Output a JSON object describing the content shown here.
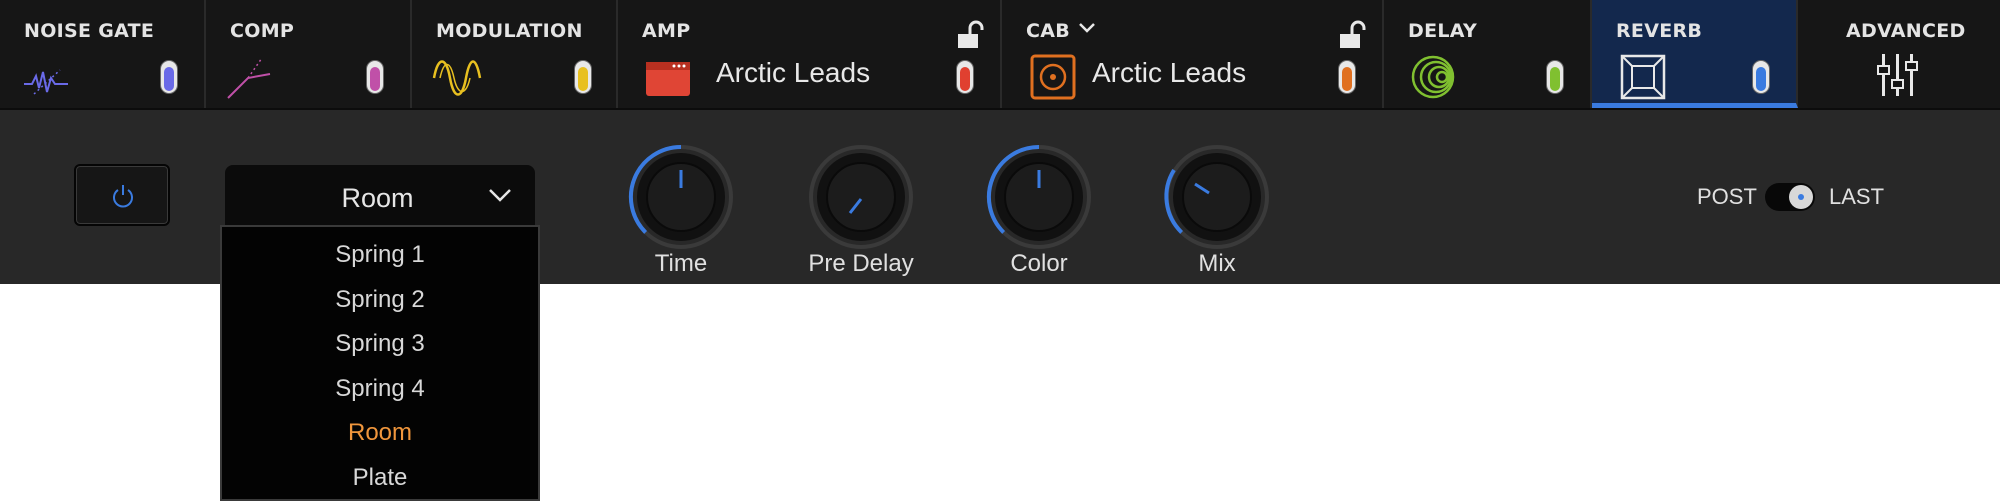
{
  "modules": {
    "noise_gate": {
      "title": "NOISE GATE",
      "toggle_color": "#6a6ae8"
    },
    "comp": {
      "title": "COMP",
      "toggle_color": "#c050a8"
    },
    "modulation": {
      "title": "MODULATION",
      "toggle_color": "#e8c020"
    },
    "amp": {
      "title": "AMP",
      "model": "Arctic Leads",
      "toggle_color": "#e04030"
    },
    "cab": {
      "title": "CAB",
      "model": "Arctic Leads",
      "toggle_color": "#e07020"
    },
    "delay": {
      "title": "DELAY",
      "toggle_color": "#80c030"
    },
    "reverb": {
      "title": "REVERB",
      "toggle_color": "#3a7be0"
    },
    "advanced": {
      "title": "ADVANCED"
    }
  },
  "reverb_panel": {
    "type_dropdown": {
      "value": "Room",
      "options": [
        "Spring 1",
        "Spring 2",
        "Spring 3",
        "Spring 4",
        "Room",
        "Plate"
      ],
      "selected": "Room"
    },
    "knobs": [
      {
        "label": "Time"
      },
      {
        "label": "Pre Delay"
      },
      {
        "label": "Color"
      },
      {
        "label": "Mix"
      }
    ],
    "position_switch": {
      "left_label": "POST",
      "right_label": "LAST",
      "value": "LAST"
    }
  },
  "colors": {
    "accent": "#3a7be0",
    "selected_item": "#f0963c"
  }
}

==

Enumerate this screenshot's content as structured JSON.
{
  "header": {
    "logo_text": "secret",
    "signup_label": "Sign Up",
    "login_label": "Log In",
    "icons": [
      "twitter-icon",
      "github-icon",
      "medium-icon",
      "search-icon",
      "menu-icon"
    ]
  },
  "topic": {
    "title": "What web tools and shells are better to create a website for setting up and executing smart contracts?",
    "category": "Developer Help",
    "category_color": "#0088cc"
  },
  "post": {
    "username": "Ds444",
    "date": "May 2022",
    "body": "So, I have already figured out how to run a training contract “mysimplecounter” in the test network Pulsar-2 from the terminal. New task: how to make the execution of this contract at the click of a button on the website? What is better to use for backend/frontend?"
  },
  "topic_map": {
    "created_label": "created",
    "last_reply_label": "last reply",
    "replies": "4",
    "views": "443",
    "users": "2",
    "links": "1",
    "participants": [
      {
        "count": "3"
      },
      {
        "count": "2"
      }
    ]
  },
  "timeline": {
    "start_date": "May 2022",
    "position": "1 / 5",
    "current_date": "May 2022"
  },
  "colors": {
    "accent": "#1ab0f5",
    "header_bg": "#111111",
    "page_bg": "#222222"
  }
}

§ GIVEN TASK
Look over the listing. Pull out every line with the string "JSON" in it.

§ THE COMPLETED TASK
Output a JSON object describing the content shown here.
Enumerate this screenshot's content as structured JSON.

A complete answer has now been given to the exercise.